_CHALLENGE_.
Without the pictures, return all of the material exactly as written.

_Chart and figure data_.
########

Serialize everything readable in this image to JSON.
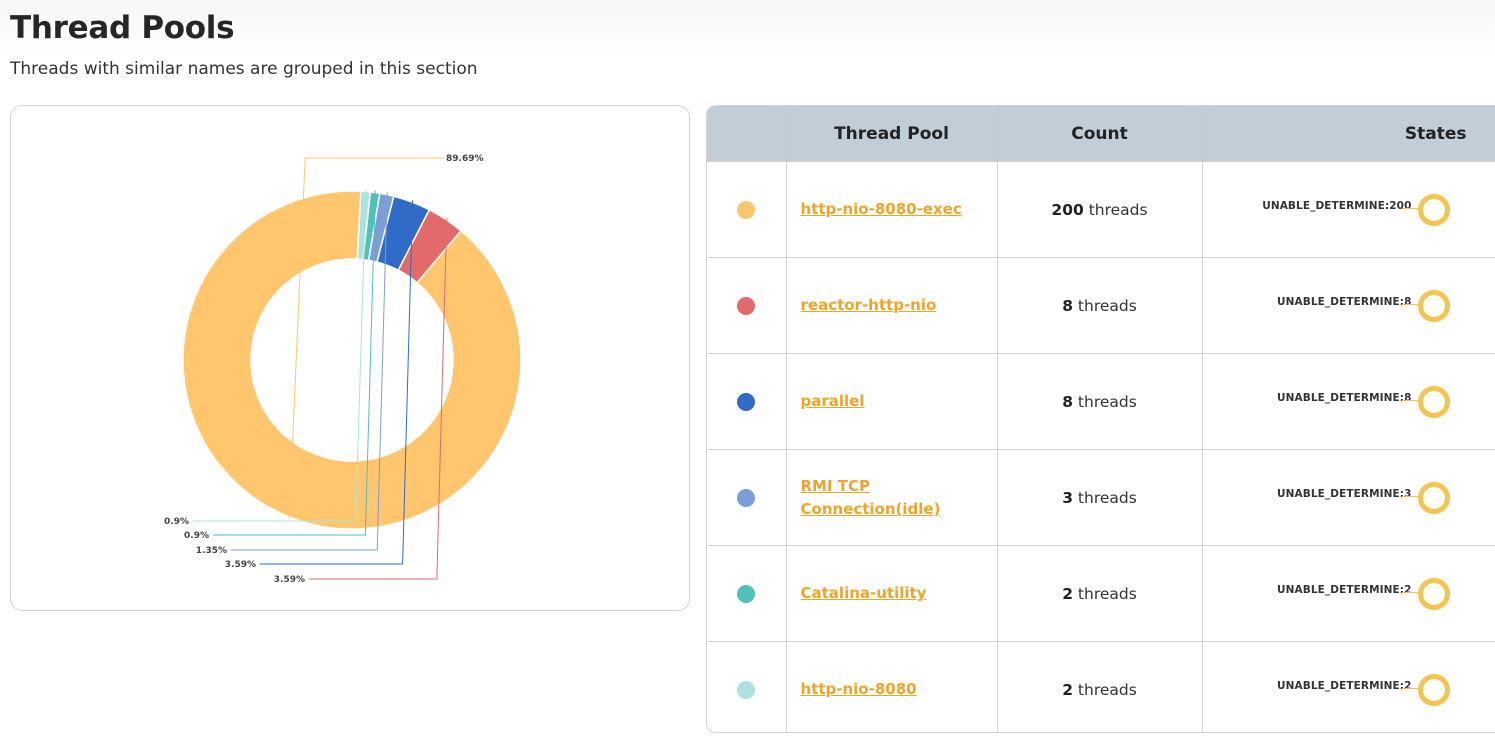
{
  "header": {
    "title": "Thread Pools",
    "subtitle": "Threads with similar names are grouped in this section"
  },
  "table": {
    "columns": [
      "",
      "Thread Pool",
      "Count",
      "States"
    ],
    "count_suffix": "threads",
    "rows": [
      {
        "name": "http-nio-8080-exec",
        "count": "200",
        "color": "#ffc66d",
        "state": "UNABLE_DETERMINE:200"
      },
      {
        "name": "reactor-http-nio",
        "count": "8",
        "color": "#e36a6a",
        "state": "UNABLE_DETERMINE:8"
      },
      {
        "name": "parallel",
        "count": "8",
        "color": "#2f6bc7",
        "state": "UNABLE_DETERMINE:8"
      },
      {
        "name": "RMI TCP Connection(idle)",
        "count": "3",
        "color": "#7b9ed9",
        "state": "UNABLE_DETERMINE:3"
      },
      {
        "name": "Catalina-utility",
        "count": "2",
        "color": "#4fc1b8",
        "state": "UNABLE_DETERMINE:2"
      },
      {
        "name": "http-nio-8080",
        "count": "2",
        "color": "#ade2e0",
        "state": "UNABLE_DETERMINE:2"
      }
    ]
  },
  "chart_data": {
    "type": "pie",
    "donut": true,
    "categories": [
      "http-nio-8080-exec",
      "reactor-http-nio",
      "parallel",
      "RMI TCP Connection(idle)",
      "Catalina-utility",
      "http-nio-8080"
    ],
    "values": [
      200,
      8,
      8,
      3,
      2,
      2
    ],
    "labels": [
      "89.69%",
      "3.59%",
      "3.59%",
      "1.35%",
      "0.9%",
      "0.9%"
    ],
    "colors": [
      "#ffc66d",
      "#e36a6a",
      "#2f6bc7",
      "#7b9ed9",
      "#4fc1b8",
      "#ade2e0"
    ],
    "legend": "none"
  }
}
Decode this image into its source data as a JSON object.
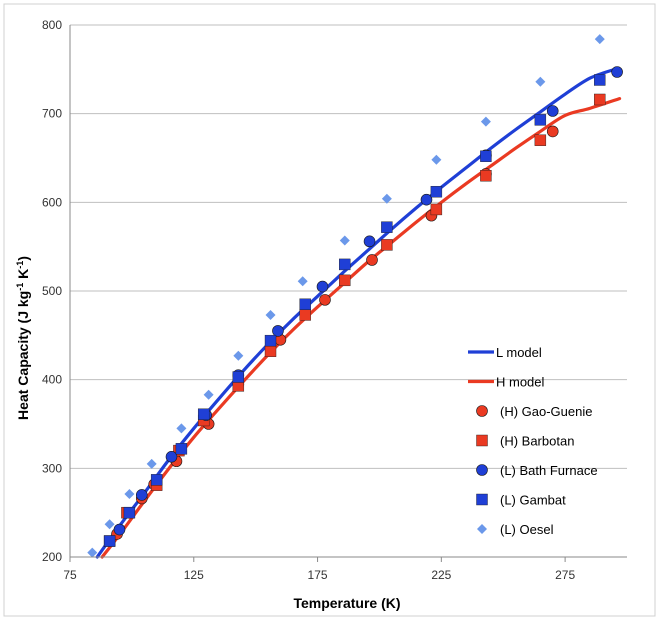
{
  "chart_data": {
    "type": "scatter",
    "title": "",
    "xlabel": "Temperature (K)",
    "ylabel": "Heat Capacity (J kg",
    "ylabel_sup1": "-1",
    "ylabel_mid": " K",
    "ylabel_sup2": "-1",
    "ylabel_end": ")",
    "xlim": [
      75,
      300
    ],
    "ylim": [
      200,
      800
    ],
    "xticks": [
      75,
      125,
      175,
      225,
      275
    ],
    "yticks": [
      200,
      300,
      400,
      500,
      600,
      700,
      800
    ],
    "grid": "horizontal",
    "legend_position": "bottom-right",
    "series": [
      {
        "name": "L model",
        "kind": "line",
        "color": "#1f3fd6",
        "x": [
          86,
          95,
          105,
          115,
          125,
          135,
          145,
          155,
          165,
          175,
          185,
          195,
          205,
          215,
          225,
          235,
          245,
          255,
          265,
          275,
          285,
          295
        ],
        "y": [
          200,
          235,
          272,
          310,
          345,
          378,
          410,
          440,
          468,
          494,
          520,
          545,
          570,
          594,
          617,
          639,
          661,
          682,
          702,
          722,
          740,
          750
        ]
      },
      {
        "name": "H model",
        "kind": "line",
        "color": "#ea3a22",
        "x": [
          88,
          95,
          105,
          115,
          125,
          135,
          145,
          155,
          165,
          175,
          185,
          195,
          205,
          215,
          225,
          235,
          245,
          255,
          265,
          275,
          285,
          297
        ],
        "y": [
          200,
          225,
          263,
          300,
          335,
          367,
          398,
          428,
          456,
          482,
          507,
          532,
          555,
          578,
          600,
          621,
          641,
          661,
          680,
          698,
          706,
          717
        ]
      },
      {
        "name": "(H) Gao-Guenie",
        "kind": "marker",
        "marker": "circle",
        "color": "#ea3a22",
        "x": [
          94,
          104,
          109,
          118,
          131,
          143,
          160,
          178,
          197,
          221,
          243,
          270
        ],
        "y": [
          226,
          266,
          282,
          308,
          350,
          395,
          445,
          490,
          535,
          585,
          632,
          680
        ]
      },
      {
        "name": "(H) Barbotan",
        "kind": "marker",
        "marker": "square",
        "color": "#ea3a22",
        "x": [
          91,
          98,
          110,
          119,
          129,
          143,
          156,
          170,
          186,
          203,
          223,
          243,
          265,
          289
        ],
        "y": [
          218,
          250,
          281,
          320,
          354,
          393,
          432,
          473,
          512,
          552,
          592,
          630,
          670,
          716
        ]
      },
      {
        "name": "(L) Bath Furnace",
        "kind": "marker",
        "marker": "circle",
        "color": "#1f3fd6",
        "x": [
          95,
          104,
          116,
          130,
          143,
          159,
          177,
          196,
          219,
          243,
          270,
          296
        ],
        "y": [
          231,
          270,
          313,
          360,
          405,
          455,
          505,
          556,
          603,
          653,
          703,
          747
        ]
      },
      {
        "name": "(L) Gambat",
        "kind": "marker",
        "marker": "square",
        "color": "#1f3fd6",
        "x": [
          91,
          99,
          110,
          120,
          129,
          143,
          156,
          170,
          186,
          203,
          223,
          243,
          265,
          289
        ],
        "y": [
          218,
          250,
          287,
          322,
          361,
          403,
          444,
          485,
          530,
          572,
          612,
          652,
          693,
          738
        ]
      },
      {
        "name": "(L) Oesel",
        "kind": "marker",
        "marker": "diamond",
        "color": "#6b98ea",
        "x": [
          84,
          91,
          99,
          108,
          120,
          131,
          143,
          156,
          169,
          186,
          203,
          223,
          243,
          265,
          289
        ],
        "y": [
          205,
          237,
          271,
          305,
          345,
          383,
          427,
          473,
          511,
          557,
          604,
          648,
          691,
          736,
          784
        ]
      }
    ]
  }
}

########

_WORKED SOLUTION_.
Serialize everything readable in this image to JSON.
{
  "header": {
    "title": "Thread Pools",
    "subtitle": "Threads with similar names are grouped in this section"
  },
  "table": {
    "columns": [
      "",
      "Thread Pool",
      "Count",
      "States"
    ],
    "count_suffix": "threads",
    "rows": [
      {
        "name": "http-nio-8080-exec",
        "count": "200",
        "color": "#ffc66d",
        "state": "UNABLE_DETERMINE:200"
      },
      {
        "name": "reactor-http-nio",
        "count": "8",
        "color": "#e36a6a",
        "state": "UNABLE_DETERMINE:8"
      },
      {
        "name": "parallel",
        "count": "8",
        "color": "#2f6bc7",
        "state": "UNABLE_DETERMINE:8"
      },
      {
        "name": "RMI TCP Connection(idle)",
        "count": "3",
        "color": "#7b9ed9",
        "state": "UNABLE_DETERMINE:3"
      },
      {
        "name": "Catalina-utility",
        "count": "2",
        "color": "#4fc1b8",
        "state": "UNABLE_DETERMINE:2"
      },
      {
        "name": "http-nio-8080",
        "count": "2",
        "color": "#ade2e0",
        "state": "UNABLE_DETERMINE:2"
      }
    ]
  },
  "chart_data": {
    "type": "pie",
    "donut": true,
    "categories": [
      "http-nio-8080-exec",
      "reactor-http-nio",
      "parallel",
      "RMI TCP Connection(idle)",
      "Catalina-utility",
      "http-nio-8080"
    ],
    "values": [
      200,
      8,
      8,
      3,
      2,
      2
    ],
    "labels": [
      "89.69%",
      "3.59%",
      "3.59%",
      "1.35%",
      "0.9%",
      "0.9%"
    ],
    "colors": [
      "#ffc66d",
      "#e36a6a",
      "#2f6bc7",
      "#7b9ed9",
      "#4fc1b8",
      "#ade2e0"
    ],
    "legend": "none"
  }
}
Decode this image into its source data as a JSON object.
{
  "chart_data": {
    "type": "scatter",
    "title": "",
    "xlabel": "Temperature (K)",
    "ylabel": "Heat Capacity (J kg",
    "ylabel_sup1": "-1",
    "ylabel_mid": " K",
    "ylabel_sup2": "-1",
    "ylabel_end": ")",
    "xlim": [
      75,
      300
    ],
    "ylim": [
      200,
      800
    ],
    "xticks": [
      75,
      125,
      175,
      225,
      275
    ],
    "yticks": [
      200,
      300,
      400,
      500,
      600,
      700,
      800
    ],
    "grid": "horizontal",
    "legend_position": "bottom-right",
    "series": [
      {
        "name": "L model",
        "kind": "line",
        "color": "#1f3fd6",
        "x": [
          86,
          95,
          105,
          115,
          125,
          135,
          145,
          155,
          165,
          175,
          185,
          195,
          205,
          215,
          225,
          235,
          245,
          255,
          265,
          275,
          285,
          295
        ],
        "y": [
          200,
          235,
          272,
          310,
          345,
          378,
          410,
          440,
          468,
          494,
          520,
          545,
          570,
          594,
          617,
          639,
          661,
          682,
          702,
          722,
          740,
          750
        ]
      },
      {
        "name": "H model",
        "kind": "line",
        "color": "#ea3a22",
        "x": [
          88,
          95,
          105,
          115,
          125,
          135,
          145,
          155,
          165,
          175,
          185,
          195,
          205,
          215,
          225,
          235,
          245,
          255,
          265,
          275,
          285,
          297
        ],
        "y": [
          200,
          225,
          263,
          300,
          335,
          367,
          398,
          428,
          456,
          482,
          507,
          532,
          555,
          578,
          600,
          621,
          641,
          661,
          680,
          698,
          706,
          717
        ]
      },
      {
        "name": "(H) Gao-Guenie",
        "kind": "marker",
        "marker": "circle",
        "color": "#ea3a22",
        "x": [
          94,
          104,
          109,
          118,
          131,
          143,
          160,
          178,
          197,
          221,
          243,
          270
        ],
        "y": [
          226,
          266,
          282,
          308,
          350,
          395,
          445,
          490,
          535,
          585,
          632,
          680
        ]
      },
      {
        "name": "(H) Barbotan",
        "kind": "marker",
        "marker": "square",
        "color": "#ea3a22",
        "x": [
          91,
          98,
          110,
          119,
          129,
          143,
          156,
          170,
          186,
          203,
          223,
          243,
          265,
          289
        ],
        "y": [
          218,
          250,
          281,
          320,
          354,
          393,
          432,
          473,
          512,
          552,
          592,
          630,
          670,
          716
        ]
      },
      {
        "name": "(L) Bath Furnace",
        "kind": "marker",
        "marker": "circle",
        "color": "#1f3fd6",
        "x": [
          95,
          104,
          116,
          130,
          143,
          159,
          177,
          196,
          219,
          243,
          270,
          296
        ],
        "y": [
          231,
          270,
          313,
          360,
          405,
          455,
          505,
          556,
          603,
          653,
          703,
          747
        ]
      },
      {
        "name": "(L) Gambat",
        "kind": "marker",
        "marker": "square",
        "color": "#1f3fd6",
        "x": [
          91,
          99,
          110,
          120,
          129,
          143,
          156,
          170,
          186,
          203,
          223,
          243,
          265,
          289
        ],
        "y": [
          218,
          250,
          287,
          322,
          361,
          403,
          444,
          485,
          530,
          572,
          612,
          652,
          693,
          738
        ]
      },
      {
        "name": "(L) Oesel",
        "kind": "marker",
        "marker": "diamond",
        "color": "#6b98ea",
        "x": [
          84,
          91,
          99,
          108,
          120,
          131,
          143,
          156,
          169,
          186,
          203,
          223,
          243,
          265,
          289
        ],
        "y": [
          205,
          237,
          271,
          305,
          345,
          383,
          427,
          473,
          511,
          557,
          604,
          648,
          691,
          736,
          784
        ]
      }
    ]
  }
}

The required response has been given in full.